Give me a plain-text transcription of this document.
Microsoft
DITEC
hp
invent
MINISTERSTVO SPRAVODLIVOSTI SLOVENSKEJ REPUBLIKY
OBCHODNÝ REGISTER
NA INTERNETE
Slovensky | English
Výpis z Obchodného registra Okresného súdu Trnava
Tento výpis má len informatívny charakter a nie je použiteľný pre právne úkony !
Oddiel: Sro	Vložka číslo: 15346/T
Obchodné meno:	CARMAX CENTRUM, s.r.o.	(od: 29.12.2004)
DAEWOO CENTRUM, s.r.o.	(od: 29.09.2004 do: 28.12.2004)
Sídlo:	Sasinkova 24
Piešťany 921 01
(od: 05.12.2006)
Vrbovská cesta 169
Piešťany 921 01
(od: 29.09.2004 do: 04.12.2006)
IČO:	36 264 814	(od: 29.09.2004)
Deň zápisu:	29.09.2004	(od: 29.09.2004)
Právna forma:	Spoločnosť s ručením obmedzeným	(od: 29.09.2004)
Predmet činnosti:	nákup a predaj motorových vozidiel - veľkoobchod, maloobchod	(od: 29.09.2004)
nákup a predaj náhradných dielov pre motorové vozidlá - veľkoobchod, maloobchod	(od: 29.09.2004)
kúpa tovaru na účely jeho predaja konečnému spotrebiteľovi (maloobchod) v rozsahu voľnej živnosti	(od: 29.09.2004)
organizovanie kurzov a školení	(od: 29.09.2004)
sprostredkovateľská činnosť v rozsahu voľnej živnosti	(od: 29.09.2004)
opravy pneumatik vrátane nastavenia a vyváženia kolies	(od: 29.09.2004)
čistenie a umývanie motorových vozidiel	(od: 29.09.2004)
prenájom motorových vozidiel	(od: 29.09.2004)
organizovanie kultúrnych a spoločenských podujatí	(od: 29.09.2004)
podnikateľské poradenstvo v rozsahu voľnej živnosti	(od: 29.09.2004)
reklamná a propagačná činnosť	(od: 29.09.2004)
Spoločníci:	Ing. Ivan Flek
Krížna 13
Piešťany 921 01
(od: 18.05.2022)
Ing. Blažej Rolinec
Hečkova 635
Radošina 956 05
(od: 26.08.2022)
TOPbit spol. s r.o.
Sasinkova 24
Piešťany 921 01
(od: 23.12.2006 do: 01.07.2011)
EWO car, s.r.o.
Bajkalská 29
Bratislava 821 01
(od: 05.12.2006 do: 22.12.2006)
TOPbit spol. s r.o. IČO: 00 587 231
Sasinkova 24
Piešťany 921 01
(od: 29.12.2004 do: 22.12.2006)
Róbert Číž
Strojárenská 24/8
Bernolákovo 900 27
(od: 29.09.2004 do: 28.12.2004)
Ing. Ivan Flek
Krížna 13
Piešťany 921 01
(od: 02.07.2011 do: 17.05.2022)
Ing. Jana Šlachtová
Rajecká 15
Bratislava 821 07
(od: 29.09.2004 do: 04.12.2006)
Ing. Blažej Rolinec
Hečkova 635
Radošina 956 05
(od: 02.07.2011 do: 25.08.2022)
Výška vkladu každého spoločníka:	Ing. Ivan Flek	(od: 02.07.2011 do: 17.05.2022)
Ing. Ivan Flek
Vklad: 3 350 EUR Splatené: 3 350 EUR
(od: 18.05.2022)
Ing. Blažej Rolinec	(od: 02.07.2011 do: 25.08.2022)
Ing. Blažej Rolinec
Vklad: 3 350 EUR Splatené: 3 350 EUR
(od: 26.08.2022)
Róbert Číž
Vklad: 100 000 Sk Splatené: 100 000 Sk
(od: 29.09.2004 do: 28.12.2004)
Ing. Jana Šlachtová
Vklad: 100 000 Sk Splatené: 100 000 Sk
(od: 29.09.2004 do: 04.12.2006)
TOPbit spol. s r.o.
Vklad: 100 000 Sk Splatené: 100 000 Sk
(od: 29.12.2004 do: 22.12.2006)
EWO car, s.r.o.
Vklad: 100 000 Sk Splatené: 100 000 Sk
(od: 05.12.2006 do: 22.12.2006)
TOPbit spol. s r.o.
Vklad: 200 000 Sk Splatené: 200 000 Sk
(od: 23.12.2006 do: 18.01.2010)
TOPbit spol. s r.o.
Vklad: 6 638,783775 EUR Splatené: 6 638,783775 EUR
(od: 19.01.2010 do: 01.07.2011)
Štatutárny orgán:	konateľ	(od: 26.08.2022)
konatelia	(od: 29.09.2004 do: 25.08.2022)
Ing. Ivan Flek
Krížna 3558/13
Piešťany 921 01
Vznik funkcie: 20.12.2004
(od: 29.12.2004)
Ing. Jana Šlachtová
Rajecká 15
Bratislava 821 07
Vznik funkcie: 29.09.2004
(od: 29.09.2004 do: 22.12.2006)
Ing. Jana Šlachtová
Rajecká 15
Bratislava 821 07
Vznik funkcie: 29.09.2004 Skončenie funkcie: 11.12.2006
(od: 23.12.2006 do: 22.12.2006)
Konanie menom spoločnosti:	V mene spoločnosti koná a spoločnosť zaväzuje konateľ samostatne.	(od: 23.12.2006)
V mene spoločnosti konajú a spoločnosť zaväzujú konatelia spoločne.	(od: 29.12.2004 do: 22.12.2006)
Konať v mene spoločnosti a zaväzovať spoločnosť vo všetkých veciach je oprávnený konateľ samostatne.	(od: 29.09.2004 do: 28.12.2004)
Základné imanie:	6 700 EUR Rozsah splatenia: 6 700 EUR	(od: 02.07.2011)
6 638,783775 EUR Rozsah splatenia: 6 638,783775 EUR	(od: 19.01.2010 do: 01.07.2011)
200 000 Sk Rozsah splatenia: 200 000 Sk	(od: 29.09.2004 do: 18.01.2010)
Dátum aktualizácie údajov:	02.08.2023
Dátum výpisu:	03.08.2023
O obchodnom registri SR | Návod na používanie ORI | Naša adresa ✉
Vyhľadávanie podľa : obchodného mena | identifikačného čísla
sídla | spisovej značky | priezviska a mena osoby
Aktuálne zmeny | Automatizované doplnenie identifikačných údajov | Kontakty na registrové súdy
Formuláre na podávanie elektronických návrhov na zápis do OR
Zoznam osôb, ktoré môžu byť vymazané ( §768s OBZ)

> **Directions**: From the data above, extract every line in its exact form.

> **The solution**:
Give me a plain-text transcription of this document.
Microsoft
DITEC
hp
invent
MINISTERSTVO SPRAVODLIVOSTI SLOVENSKEJ REPUBLIKY
OBCHODNÝ REGISTER
NA INTERNETE
Slovensky | English
Výpis z Obchodného registra Okresného súdu Trnava
Tento výpis má len informatívny charakter a nie je použiteľný pre právne úkony !
Oddiel: Sro	Vložka číslo: 15346/T
Obchodné meno:	CARMAX CENTRUM, s.r.o.	(od: 29.12.2004)
DAEWOO CENTRUM, s.r.o.	(od: 29.09.2004 do: 28.12.2004)
Sídlo:	Sasinkova 24
Piešťany 921 01
(od: 05.12.2006)
Vrbovská cesta 169
Piešťany 921 01
(od: 29.09.2004 do: 04.12.2006)
IČO:	36 264 814	(od: 29.09.2004)
Deň zápisu:	29.09.2004	(od: 29.09.2004)
Právna forma:	Spoločnosť s ručením obmedzeným	(od: 29.09.2004)
Predmet činnosti:	nákup a predaj motorových vozidiel - veľkoobchod, maloobchod	(od: 29.09.2004)
nákup a predaj náhradných dielov pre motorové vozidlá - veľkoobchod, maloobchod	(od: 29.09.2004)
kúpa tovaru na účely jeho predaja konečnému spotrebiteľovi (maloobchod) v rozsahu voľnej živnosti	(od: 29.09.2004)
organizovanie kurzov a školení	(od: 29.09.2004)
sprostredkovateľská činnosť v rozsahu voľnej živnosti	(od: 29.09.2004)
opravy pneumatik vrátane nastavenia a vyváženia kolies	(od: 29.09.2004)
čistenie a umývanie motorových vozidiel	(od: 29.09.2004)
prenájom motorových vozidiel	(od: 29.09.2004)
organizovanie kultúrnych a spoločenských podujatí	(od: 29.09.2004)
podnikateľské poradenstvo v rozsahu voľnej živnosti	(od: 29.09.2004)
reklamná a propagačná činnosť	(od: 29.09.2004)
Spoločníci:	Ing. Ivan Flek
Krížna 13
Piešťany 921 01
(od: 18.05.2022)
Ing. Blažej Rolinec
Hečkova 635
Radošina 956 05
(od: 26.08.2022)
TOPbit spol. s r.o.
Sasinkova 24
Piešťany 921 01
(od: 23.12.2006 do: 01.07.2011)
EWO car, s.r.o.
Bajkalská 29
Bratislava 821 01
(od: 05.12.2006 do: 22.12.2006)
TOPbit spol. s r.o. IČO: 00 587 231
Sasinkova 24
Piešťany 921 01
(od: 29.12.2004 do: 22.12.2006)
Róbert Číž
Strojárenská 24/8
Bernolákovo 900 27
(od: 29.09.2004 do: 28.12.2004)
Ing. Ivan Flek
Krížna 13
Piešťany 921 01
(od: 02.07.2011 do: 17.05.2022)
Ing. Jana Šlachtová
Rajecká 15
Bratislava 821 07
(od: 29.09.2004 do: 04.12.2006)
Ing. Blažej Rolinec
Hečkova 635
Radošina 956 05
(od: 02.07.2011 do: 25.08.2022)
Výška vkladu každého spoločníka:	Ing. Ivan Flek	(od: 02.07.2011 do: 17.05.2022)
Ing. Ivan Flek
Vklad: 3 350 EUR Splatené: 3 350 EUR
(od: 18.05.2022)
Ing. Blažej Rolinec	(od: 02.07.2011 do: 25.08.2022)
Ing. Blažej Rolinec
Vklad: 3 350 EUR Splatené: 3 350 EUR
(od: 26.08.2022)
Róbert Číž
Vklad: 100 000 Sk Splatené: 100 000 Sk
(od: 29.09.2004 do: 28.12.2004)
Ing. Jana Šlachtová
Vklad: 100 000 Sk Splatené: 100 000 Sk
(od: 29.09.2004 do: 04.12.2006)
TOPbit spol. s r.o.
Vklad: 100 000 Sk Splatené: 100 000 Sk
(od: 29.12.2004 do: 22.12.2006)
EWO car, s.r.o.
Vklad: 100 000 Sk Splatené: 100 000 Sk
(od: 05.12.2006 do: 22.12.2006)
TOPbit spol. s r.o.
Vklad: 200 000 Sk Splatené: 200 000 Sk
(od: 23.12.2006 do: 18.01.2010)
TOPbit spol. s r.o.
Vklad: 6 638,783775 EUR Splatené: 6 638,783775 EUR
(od: 19.01.2010 do: 01.07.2011)
Štatutárny orgán:	konateľ	(od: 26.08.2022)
konatelia	(od: 29.09.2004 do: 25.08.2022)
Ing. Ivan Flek
Krížna 3558/13
Piešťany 921 01
Vznik funkcie: 20.12.2004
(od: 29.12.2004)
Ing. Jana Šlachtová
Rajecká 15
Bratislava 821 07
Vznik funkcie: 29.09.2004
(od: 29.09.2004 do: 22.12.2006)
Ing. Jana Šlachtová
Rajecká 15
Bratislava 821 07
Vznik funkcie: 29.09.2004 Skončenie funkcie: 11.12.2006
(od: 23.12.2006 do: 22.12.2006)
Konanie menom spoločnosti:	V mene spoločnosti koná a spoločnosť zaväzuje konateľ samostatne.	(od: 23.12.2006)
V mene spoločnosti konajú a spoločnosť zaväzujú konatelia spoločne.	(od: 29.12.2004 do: 22.12.2006)
Konať v mene spoločnosti a zaväzovať spoločnosť vo všetkých veciach je oprávnený konateľ samostatne.	(od: 29.09.2004 do: 28.12.2004)
Základné imanie:	6 700 EUR Rozsah splatenia: 6 700 EUR	(od: 02.07.2011)
6 638,783775 EUR Rozsah splatenia: 6 638,783775 EUR	(od: 19.01.2010 do: 01.07.2011)
200 000 Sk Rozsah splatenia: 200 000 Sk	(od: 29.09.2004 do: 18.01.2010)
Dátum aktualizácie údajov:	02.08.2023
Dátum výpisu:	03.08.2023
O obchodnom registri SR | Návod na používanie ORI | Naša adresa ✉
Vyhľadávanie podľa : obchodného mena | identifikačného čísla
sídla | spisovej značky | priezviska a mena osoby
Aktuálne zmeny | Automatizované doplnenie identifikačných údajov | Kontakty na registrové súdy
Formuláre na podávanie elektronických návrhov na zápis do OR
Zoznam osôb, ktoré môžu byť vymazané ( §768s OBZ)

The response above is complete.